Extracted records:
'''
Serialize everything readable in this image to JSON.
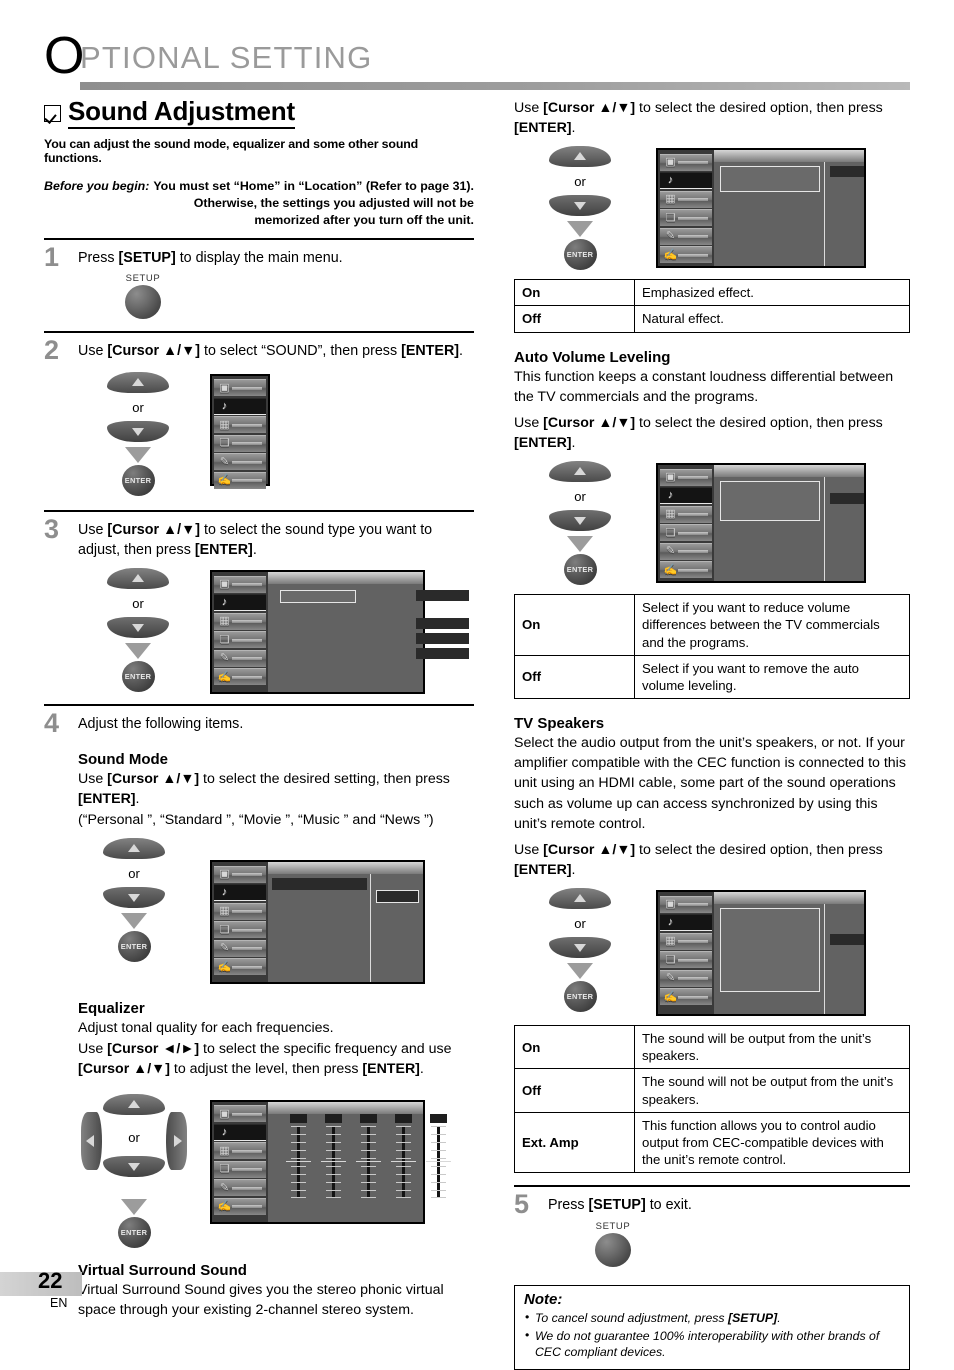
{
  "header": {
    "initial": "O",
    "title": "PTIONAL  SETTING"
  },
  "section": {
    "title": "Sound Adjustment",
    "subtitle": "You can adjust the sound mode, equalizer and some other sound functions.",
    "before_label": "Before you begin:",
    "before_line1": "You must set “Home” in “Location” (Refer to page 31).",
    "before_line2": "Otherwise, the settings you adjusted will not be",
    "before_line3": "memorized after you turn off the unit."
  },
  "steps": {
    "s1": {
      "num": "1",
      "text_a": "Press ",
      "text_b": "[SETUP]",
      "text_c": " to display the main menu."
    },
    "s2": {
      "num": "2",
      "a": "Use ",
      "b": "[Cursor ▲/▼]",
      "c": " to select “SOUND”, then press ",
      "d": "[ENTER]",
      "e": "."
    },
    "s3": {
      "num": "3",
      "a": "Use ",
      "b": "[Cursor ▲/▼]",
      "c": " to select the sound type you want to adjust, then press ",
      "d": "[ENTER]",
      "e": "."
    },
    "s4": {
      "num": "4",
      "text": "Adjust the following items."
    },
    "s5": {
      "num": "5",
      "a": "Press ",
      "b": "[SETUP]",
      "c": " to exit."
    }
  },
  "remote": {
    "setup_label": "SETUP",
    "enter_label": "ENTER",
    "or_label": "or"
  },
  "sound_mode": {
    "heading": "Sound Mode",
    "a": "Use ",
    "b": "[Cursor ▲/▼]",
    "c": " to select the desired setting, then press ",
    "d": "[ENTER]",
    "e": ".",
    "options_line": "(“Personal ”, “Standard ”, “Movie ”, “Music ” and “News ”)"
  },
  "equalizer": {
    "heading": "Equalizer",
    "line1": "Adjust tonal quality for each frequencies.",
    "a": "Use ",
    "b": "[Cursor ◄/►]",
    "c": " to select the specific frequency and use ",
    "d": "[Cursor ▲/▼]",
    "e": " to adjust the level, then press ",
    "f": "[ENTER]",
    "g": "."
  },
  "virtual_surround": {
    "heading": "Virtual Surround Sound",
    "body": "Virtual Surround Sound gives you the stereo phonic virtual space through your existing 2-channel stereo system.",
    "use_a": "Use ",
    "use_b": "[Cursor ▲/▼]",
    "use_c": " to select the desired option, then press ",
    "use_d": "[ENTER]",
    "use_e": ".",
    "table": [
      {
        "key": "On",
        "desc": "Emphasized effect."
      },
      {
        "key": "Off",
        "desc": "Natural effect."
      }
    ]
  },
  "auto_volume": {
    "heading": "Auto Volume Leveling",
    "body": "This function keeps a constant loudness differential between the TV commercials and the programs.",
    "use_a": "Use ",
    "use_b": "[Cursor ▲/▼]",
    "use_c": " to select the desired option, then press ",
    "use_d": "[ENTER]",
    "use_e": ".",
    "table": [
      {
        "key": "On",
        "desc": "Select if you want to reduce volume differences between the TV commercials and the programs."
      },
      {
        "key": "Off",
        "desc": "Select if you want to remove the auto volume leveling."
      }
    ]
  },
  "tv_speakers": {
    "heading": "TV Speakers",
    "body": "Select the audio output from the unit’s speakers, or not. If your amplifier compatible with the CEC function is connected to this unit using an HDMI cable, some part of the sound operations such as volume up can access synchronized by using this unit’s remote control.",
    "use_a": "Use ",
    "use_b": "[Cursor ▲/▼]",
    "use_c": " to select the desired option, then press ",
    "use_d": "[ENTER]",
    "use_e": ".",
    "table": [
      {
        "key": "On",
        "desc": "The sound will be output from the unit’s speakers."
      },
      {
        "key": "Off",
        "desc": "The sound will not be output from the unit’s speakers."
      },
      {
        "key": "Ext. Amp",
        "desc": "This function allows you to control audio output from CEC-compatible devices with the unit’s remote control."
      }
    ]
  },
  "note": {
    "title": "Note:",
    "item1_a": "To cancel sound adjustment, press ",
    "item1_b": "[SETUP]",
    "item1_c": ".",
    "item2": "We do not guarantee 100% interoperability with other brands of CEC compliant devices."
  },
  "tv_menu": {
    "icons": [
      "picture-icon",
      "sound-icon",
      "channel-icon",
      "parental-icon",
      "setup-icon",
      "edit-icon"
    ],
    "selected_index": 1
  },
  "footer": {
    "page_number": "22",
    "language": "EN"
  },
  "colors": {
    "header_gray": "#9a9a9a",
    "step_number_gray": "#8e8e8e",
    "menu_bg": "#626262",
    "menu_side": "#3a3a3a",
    "highlight": "#2a2a2a"
  }
}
'''
### Challenge
Will you restate every entry word for word and omit the images?

### Answer below
Serialize everything readable in this image to JSON.
{
  "header": {
    "initial": "O",
    "title": "PTIONAL  SETTING"
  },
  "section": {
    "title": "Sound Adjustment",
    "subtitle": "You can adjust the sound mode, equalizer and some other sound functions.",
    "before_label": "Before you begin:",
    "before_line1": "You must set “Home” in “Location” (Refer to page 31).",
    "before_line2": "Otherwise, the settings you adjusted will not be",
    "before_line3": "memorized after you turn off the unit."
  },
  "steps": {
    "s1": {
      "num": "1",
      "text_a": "Press ",
      "text_b": "[SETUP]",
      "text_c": " to display the main menu."
    },
    "s2": {
      "num": "2",
      "a": "Use ",
      "b": "[Cursor ▲/▼]",
      "c": " to select “SOUND”, then press ",
      "d": "[ENTER]",
      "e": "."
    },
    "s3": {
      "num": "3",
      "a": "Use ",
      "b": "[Cursor ▲/▼]",
      "c": " to select the sound type you want to adjust, then press ",
      "d": "[ENTER]",
      "e": "."
    },
    "s4": {
      "num": "4",
      "text": "Adjust the following items."
    },
    "s5": {
      "num": "5",
      "a": "Press ",
      "b": "[SETUP]",
      "c": " to exit."
    }
  },
  "remote": {
    "setup_label": "SETUP",
    "enter_label": "ENTER",
    "or_label": "or"
  },
  "sound_mode": {
    "heading": "Sound Mode",
    "a": "Use ",
    "b": "[Cursor ▲/▼]",
    "c": " to select the desired setting, then press ",
    "d": "[ENTER]",
    "e": ".",
    "options_line": "(“Personal ”, “Standard ”, “Movie ”, “Music ” and “News ”)"
  },
  "equalizer": {
    "heading": "Equalizer",
    "line1": "Adjust tonal quality for each frequencies.",
    "a": "Use ",
    "b": "[Cursor ◄/►]",
    "c": " to select the specific frequency and use ",
    "d": "[Cursor ▲/▼]",
    "e": " to adjust the level, then press ",
    "f": "[ENTER]",
    "g": "."
  },
  "virtual_surround": {
    "heading": "Virtual Surround Sound",
    "body": "Virtual Surround Sound gives you the stereo phonic virtual space through your existing 2-channel stereo system.",
    "use_a": "Use ",
    "use_b": "[Cursor ▲/▼]",
    "use_c": " to select the desired option, then press ",
    "use_d": "[ENTER]",
    "use_e": ".",
    "table": [
      {
        "key": "On",
        "desc": "Emphasized effect."
      },
      {
        "key": "Off",
        "desc": "Natural effect."
      }
    ]
  },
  "auto_volume": {
    "heading": "Auto Volume Leveling",
    "body": "This function keeps a constant loudness differential between the TV commercials and the programs.",
    "use_a": "Use ",
    "use_b": "[Cursor ▲/▼]",
    "use_c": " to select the desired option, then press ",
    "use_d": "[ENTER]",
    "use_e": ".",
    "table": [
      {
        "key": "On",
        "desc": "Select if you want to reduce volume differences between the TV commercials and the programs."
      },
      {
        "key": "Off",
        "desc": "Select if you want to remove the auto volume leveling."
      }
    ]
  },
  "tv_speakers": {
    "heading": "TV Speakers",
    "body": "Select the audio output from the unit’s speakers, or not. If your amplifier compatible with the CEC function is connected to this unit using an HDMI cable, some part of the sound operations such as volume up can access synchronized by using this unit’s remote control.",
    "use_a": "Use ",
    "use_b": "[Cursor ▲/▼]",
    "use_c": " to select the desired option, then press ",
    "use_d": "[ENTER]",
    "use_e": ".",
    "table": [
      {
        "key": "On",
        "desc": "The sound will be output from the unit’s speakers."
      },
      {
        "key": "Off",
        "desc": "The sound will not be output from the unit’s speakers."
      },
      {
        "key": "Ext. Amp",
        "desc": "This function allows you to control audio output from CEC-compatible devices with the unit’s remote control."
      }
    ]
  },
  "note": {
    "title": "Note:",
    "item1_a": "To cancel sound adjustment, press ",
    "item1_b": "[SETUP]",
    "item1_c": ".",
    "item2": "We do not guarantee 100% interoperability with other brands of CEC compliant devices."
  },
  "tv_menu": {
    "icons": [
      "picture-icon",
      "sound-icon",
      "channel-icon",
      "parental-icon",
      "setup-icon",
      "edit-icon"
    ],
    "selected_index": 1
  },
  "footer": {
    "page_number": "22",
    "language": "EN"
  },
  "colors": {
    "header_gray": "#9a9a9a",
    "step_number_gray": "#8e8e8e",
    "menu_bg": "#626262",
    "menu_side": "#3a3a3a",
    "highlight": "#2a2a2a"
  }
}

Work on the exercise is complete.